-- start of Input for this task --
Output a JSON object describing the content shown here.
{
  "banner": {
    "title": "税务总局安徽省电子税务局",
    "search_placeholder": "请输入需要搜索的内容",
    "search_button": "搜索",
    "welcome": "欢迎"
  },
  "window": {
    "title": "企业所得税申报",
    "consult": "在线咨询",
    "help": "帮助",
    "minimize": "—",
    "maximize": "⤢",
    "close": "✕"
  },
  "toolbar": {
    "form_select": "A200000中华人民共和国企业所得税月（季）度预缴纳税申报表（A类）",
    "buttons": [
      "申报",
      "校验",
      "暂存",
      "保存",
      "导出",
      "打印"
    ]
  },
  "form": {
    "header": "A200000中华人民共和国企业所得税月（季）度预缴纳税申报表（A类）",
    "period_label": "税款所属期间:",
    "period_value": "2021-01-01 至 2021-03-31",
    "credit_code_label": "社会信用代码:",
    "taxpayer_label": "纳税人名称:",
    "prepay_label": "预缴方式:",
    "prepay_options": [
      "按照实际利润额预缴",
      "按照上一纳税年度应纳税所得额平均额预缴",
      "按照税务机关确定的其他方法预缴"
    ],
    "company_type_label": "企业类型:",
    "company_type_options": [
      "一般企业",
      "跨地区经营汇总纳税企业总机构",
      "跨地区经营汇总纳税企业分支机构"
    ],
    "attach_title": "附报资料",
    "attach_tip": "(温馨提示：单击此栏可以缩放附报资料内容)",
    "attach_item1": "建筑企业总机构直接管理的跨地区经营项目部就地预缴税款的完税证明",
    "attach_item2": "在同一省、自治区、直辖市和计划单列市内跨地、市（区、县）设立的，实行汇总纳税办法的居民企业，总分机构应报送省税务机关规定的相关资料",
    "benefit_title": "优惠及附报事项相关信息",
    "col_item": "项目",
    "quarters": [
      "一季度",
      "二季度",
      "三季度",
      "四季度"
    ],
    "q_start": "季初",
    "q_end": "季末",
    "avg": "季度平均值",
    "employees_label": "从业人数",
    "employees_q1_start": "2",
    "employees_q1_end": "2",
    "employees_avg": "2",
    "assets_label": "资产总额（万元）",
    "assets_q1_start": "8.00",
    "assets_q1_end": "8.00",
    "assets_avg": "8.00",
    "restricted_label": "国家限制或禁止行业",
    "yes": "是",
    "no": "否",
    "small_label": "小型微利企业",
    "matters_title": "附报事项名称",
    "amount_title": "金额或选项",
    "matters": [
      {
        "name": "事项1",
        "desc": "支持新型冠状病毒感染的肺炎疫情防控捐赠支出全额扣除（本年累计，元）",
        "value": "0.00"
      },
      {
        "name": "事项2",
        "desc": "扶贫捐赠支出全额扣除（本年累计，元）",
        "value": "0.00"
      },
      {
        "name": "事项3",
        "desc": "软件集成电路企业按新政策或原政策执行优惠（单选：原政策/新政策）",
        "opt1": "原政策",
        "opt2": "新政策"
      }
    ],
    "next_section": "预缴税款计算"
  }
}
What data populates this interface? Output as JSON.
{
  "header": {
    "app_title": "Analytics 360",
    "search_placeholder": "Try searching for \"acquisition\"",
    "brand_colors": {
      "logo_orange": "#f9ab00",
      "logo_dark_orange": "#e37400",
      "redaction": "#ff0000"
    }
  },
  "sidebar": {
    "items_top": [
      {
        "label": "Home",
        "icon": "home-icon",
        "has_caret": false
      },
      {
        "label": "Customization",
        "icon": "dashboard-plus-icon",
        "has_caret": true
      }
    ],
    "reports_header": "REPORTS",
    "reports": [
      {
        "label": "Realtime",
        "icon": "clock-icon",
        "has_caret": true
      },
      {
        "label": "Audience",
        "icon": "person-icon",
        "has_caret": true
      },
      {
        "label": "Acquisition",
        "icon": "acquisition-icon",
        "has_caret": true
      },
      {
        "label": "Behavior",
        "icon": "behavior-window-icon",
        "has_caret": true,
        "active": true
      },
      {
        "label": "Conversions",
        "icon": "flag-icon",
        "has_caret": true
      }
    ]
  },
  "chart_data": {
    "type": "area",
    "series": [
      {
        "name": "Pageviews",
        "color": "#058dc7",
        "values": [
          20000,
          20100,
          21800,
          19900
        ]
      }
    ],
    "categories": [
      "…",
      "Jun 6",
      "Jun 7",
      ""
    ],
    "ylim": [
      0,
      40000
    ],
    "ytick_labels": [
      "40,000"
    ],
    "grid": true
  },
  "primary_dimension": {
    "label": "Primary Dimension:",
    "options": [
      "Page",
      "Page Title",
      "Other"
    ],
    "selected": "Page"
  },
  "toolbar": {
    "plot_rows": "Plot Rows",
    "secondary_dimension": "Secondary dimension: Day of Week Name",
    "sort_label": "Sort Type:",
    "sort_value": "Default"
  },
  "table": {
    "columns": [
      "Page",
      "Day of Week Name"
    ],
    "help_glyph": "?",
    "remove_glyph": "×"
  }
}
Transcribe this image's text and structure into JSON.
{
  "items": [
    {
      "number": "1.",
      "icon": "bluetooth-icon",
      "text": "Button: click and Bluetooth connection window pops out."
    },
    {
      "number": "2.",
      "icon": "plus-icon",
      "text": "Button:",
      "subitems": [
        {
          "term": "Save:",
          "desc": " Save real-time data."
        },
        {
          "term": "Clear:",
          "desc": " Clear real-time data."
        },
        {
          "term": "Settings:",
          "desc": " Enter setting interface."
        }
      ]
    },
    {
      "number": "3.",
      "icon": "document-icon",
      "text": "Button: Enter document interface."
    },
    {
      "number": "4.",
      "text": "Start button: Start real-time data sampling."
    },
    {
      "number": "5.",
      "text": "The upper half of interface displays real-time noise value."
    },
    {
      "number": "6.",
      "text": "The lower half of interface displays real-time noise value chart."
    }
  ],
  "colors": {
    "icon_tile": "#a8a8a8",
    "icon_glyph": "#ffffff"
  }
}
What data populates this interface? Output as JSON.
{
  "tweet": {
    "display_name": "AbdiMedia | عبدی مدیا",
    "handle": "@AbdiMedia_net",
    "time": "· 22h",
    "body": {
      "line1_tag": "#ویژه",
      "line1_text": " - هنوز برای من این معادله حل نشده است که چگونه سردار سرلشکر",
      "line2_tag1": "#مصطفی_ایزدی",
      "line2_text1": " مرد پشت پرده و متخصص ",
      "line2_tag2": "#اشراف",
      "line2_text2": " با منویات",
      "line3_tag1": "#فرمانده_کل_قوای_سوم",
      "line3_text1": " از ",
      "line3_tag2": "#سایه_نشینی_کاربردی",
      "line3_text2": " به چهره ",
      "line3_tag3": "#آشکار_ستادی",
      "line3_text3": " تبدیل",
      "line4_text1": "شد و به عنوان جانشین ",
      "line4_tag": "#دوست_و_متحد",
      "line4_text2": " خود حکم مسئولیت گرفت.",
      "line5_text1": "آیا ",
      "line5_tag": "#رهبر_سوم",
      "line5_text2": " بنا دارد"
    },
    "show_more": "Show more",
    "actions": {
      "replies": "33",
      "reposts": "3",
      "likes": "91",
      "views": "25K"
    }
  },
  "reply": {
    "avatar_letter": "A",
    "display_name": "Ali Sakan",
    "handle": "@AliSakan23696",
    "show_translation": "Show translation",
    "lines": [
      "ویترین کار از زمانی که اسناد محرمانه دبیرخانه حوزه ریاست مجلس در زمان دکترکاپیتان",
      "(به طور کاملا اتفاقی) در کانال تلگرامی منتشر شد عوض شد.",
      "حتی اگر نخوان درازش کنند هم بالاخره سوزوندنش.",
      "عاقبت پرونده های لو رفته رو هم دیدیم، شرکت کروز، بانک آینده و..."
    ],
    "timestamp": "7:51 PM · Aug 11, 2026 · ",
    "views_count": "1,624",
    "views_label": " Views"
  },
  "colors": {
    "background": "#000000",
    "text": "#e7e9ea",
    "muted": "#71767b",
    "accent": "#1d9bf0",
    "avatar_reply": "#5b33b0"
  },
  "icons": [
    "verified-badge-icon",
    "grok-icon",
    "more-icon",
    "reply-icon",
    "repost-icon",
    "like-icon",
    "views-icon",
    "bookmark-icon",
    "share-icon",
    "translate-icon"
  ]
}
-- end of Input for this task --
> _Given request_
Check each line of the records above for "Clear", and copy those that have it.

> _Solution to the problem_
          "term": "Clear:",
          "desc": " Clear real-time data."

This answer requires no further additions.